* [Records for this exercise]:

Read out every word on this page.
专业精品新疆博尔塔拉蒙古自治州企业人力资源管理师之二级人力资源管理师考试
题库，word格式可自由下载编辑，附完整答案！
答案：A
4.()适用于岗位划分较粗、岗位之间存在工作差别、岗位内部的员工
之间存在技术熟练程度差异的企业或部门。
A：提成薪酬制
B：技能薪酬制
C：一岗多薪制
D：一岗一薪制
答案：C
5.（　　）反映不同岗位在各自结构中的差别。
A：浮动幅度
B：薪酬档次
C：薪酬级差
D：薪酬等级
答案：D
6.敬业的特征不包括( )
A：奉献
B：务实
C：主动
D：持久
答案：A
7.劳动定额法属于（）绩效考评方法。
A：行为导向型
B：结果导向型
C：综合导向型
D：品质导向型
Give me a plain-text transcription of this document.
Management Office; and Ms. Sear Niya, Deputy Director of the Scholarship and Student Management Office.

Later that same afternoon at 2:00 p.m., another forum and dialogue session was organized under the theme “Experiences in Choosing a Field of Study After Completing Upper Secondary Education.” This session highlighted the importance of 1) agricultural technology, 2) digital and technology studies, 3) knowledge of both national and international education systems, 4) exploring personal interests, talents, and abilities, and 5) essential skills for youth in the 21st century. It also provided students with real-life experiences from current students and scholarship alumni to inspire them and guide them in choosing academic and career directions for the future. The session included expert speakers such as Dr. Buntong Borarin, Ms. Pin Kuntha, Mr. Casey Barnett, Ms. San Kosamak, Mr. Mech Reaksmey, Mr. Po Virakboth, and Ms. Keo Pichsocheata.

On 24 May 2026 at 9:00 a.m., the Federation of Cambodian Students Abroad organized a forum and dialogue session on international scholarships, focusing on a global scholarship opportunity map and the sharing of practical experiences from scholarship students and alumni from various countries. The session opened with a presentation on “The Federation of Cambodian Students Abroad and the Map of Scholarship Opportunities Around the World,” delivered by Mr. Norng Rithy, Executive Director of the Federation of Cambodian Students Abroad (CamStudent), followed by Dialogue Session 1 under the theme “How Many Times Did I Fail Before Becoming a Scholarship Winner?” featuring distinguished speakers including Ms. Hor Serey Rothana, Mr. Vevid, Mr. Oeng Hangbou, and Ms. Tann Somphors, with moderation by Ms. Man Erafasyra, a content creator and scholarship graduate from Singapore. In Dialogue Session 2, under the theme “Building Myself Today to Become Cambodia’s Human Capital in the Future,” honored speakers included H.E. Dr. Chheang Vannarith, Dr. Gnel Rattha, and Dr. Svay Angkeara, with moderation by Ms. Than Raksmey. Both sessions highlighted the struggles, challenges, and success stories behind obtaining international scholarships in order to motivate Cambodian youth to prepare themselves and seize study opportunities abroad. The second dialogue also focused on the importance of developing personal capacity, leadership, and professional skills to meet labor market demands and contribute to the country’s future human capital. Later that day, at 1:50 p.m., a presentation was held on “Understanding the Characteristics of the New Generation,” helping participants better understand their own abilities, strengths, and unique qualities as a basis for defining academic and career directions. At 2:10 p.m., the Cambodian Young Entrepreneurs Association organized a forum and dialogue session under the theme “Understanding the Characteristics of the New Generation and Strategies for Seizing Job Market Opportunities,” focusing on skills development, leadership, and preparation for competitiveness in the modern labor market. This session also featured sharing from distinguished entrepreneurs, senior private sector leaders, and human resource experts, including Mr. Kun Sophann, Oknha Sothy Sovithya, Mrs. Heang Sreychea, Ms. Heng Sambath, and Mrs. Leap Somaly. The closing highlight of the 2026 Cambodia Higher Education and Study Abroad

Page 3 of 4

* [Task]: Write every entry out again exactly.

* [Answer to the problem]:
Read out every word on this page.
专业精品新疆博尔塔拉蒙古自治州企业人力资源管理师之二级人力资源管理师考试
题库，word格式可自由下载编辑，附完整答案！
答案：A
4.()适用于岗位划分较粗、岗位之间存在工作差别、岗位内部的员工
之间存在技术熟练程度差异的企业或部门。
A：提成薪酬制
B：技能薪酬制
C：一岗多薪制
D：一岗一薪制
答案：C
5.（　　）反映不同岗位在各自结构中的差别。
A：浮动幅度
B：薪酬档次
C：薪酬级差
D：薪酬等级
答案：D
6.敬业的特征不包括( )
A：奉献
B：务实
C：主动
D：持久
答案：A
7.劳动定额法属于（）绩效考评方法。
A：行为导向型
B：结果导向型
C：综合导向型
D：品质导向型
Give me a plain-text transcription of this document.
Management Office; and Ms. Sear Niya, Deputy Director of the Scholarship and Student Management Office.

Later that same afternoon at 2:00 p.m., another forum and dialogue session was organized under the theme “Experiences in Choosing a Field of Study After Completing Upper Secondary Education.” This session highlighted the importance of 1) agricultural technology, 2) digital and technology studies, 3) knowledge of both national and international education systems, 4) exploring personal interests, talents, and abilities, and 5) essential skills for youth in the 21st century. It also provided students with real-life experiences from current students and scholarship alumni to inspire them and guide them in choosing academic and career directions for the future. The session included expert speakers such as Dr. Buntong Borarin, Ms. Pin Kuntha, Mr. Casey Barnett, Ms. San Kosamak, Mr. Mech Reaksmey, Mr. Po Virakboth, and Ms. Keo Pichsocheata.

On 24 May 2026 at 9:00 a.m., the Federation of Cambodian Students Abroad organized a forum and dialogue session on international scholarships, focusing on a global scholarship opportunity map and the sharing of practical experiences from scholarship students and alumni from various countries. The session opened with a presentation on “The Federation of Cambodian Students Abroad and the Map of Scholarship Opportunities Around the World,” delivered by Mr. Norng Rithy, Executive Director of the Federation of Cambodian Students Abroad (CamStudent), followed by Dialogue Session 1 under the theme “How Many Times Did I Fail Before Becoming a Scholarship Winner?” featuring distinguished speakers including Ms. Hor Serey Rothana, Mr. Vevid, Mr. Oeng Hangbou, and Ms. Tann Somphors, with moderation by Ms. Man Erafasyra, a content creator and scholarship graduate from Singapore. In Dialogue Session 2, under the theme “Building Myself Today to Become Cambodia’s Human Capital in the Future,” honored speakers included H.E. Dr. Chheang Vannarith, Dr. Gnel Rattha, and Dr. Svay Angkeara, with moderation by Ms. Than Raksmey. Both sessions highlighted the struggles, challenges, and success stories behind obtaining international scholarships in order to motivate Cambodian youth to prepare themselves and seize study opportunities abroad. The second dialogue also focused on the importance of developing personal capacity, leadership, and professional skills to meet labor market demands and contribute to the country’s future human capital. Later that day, at 1:50 p.m., a presentation was held on “Understanding the Characteristics of the New Generation,” helping participants better understand their own abilities, strengths, and unique qualities as a basis for defining academic and career directions. At 2:10 p.m., the Cambodian Young Entrepreneurs Association organized a forum and dialogue session under the theme “Understanding the Characteristics of the New Generation and Strategies for Seizing Job Market Opportunities,” focusing on skills development, leadership, and preparation for competitiveness in the modern labor market. This session also featured sharing from distinguished entrepreneurs, senior private sector leaders, and human resource experts, including Mr. Kun Sophann, Oknha Sothy Sovithya, Mrs. Heang Sreychea, Ms. Heng Sambath, and Mrs. Leap Somaly. The closing highlight of the 2026 Cambodia Higher Education and Study Abroad

Page 3 of 4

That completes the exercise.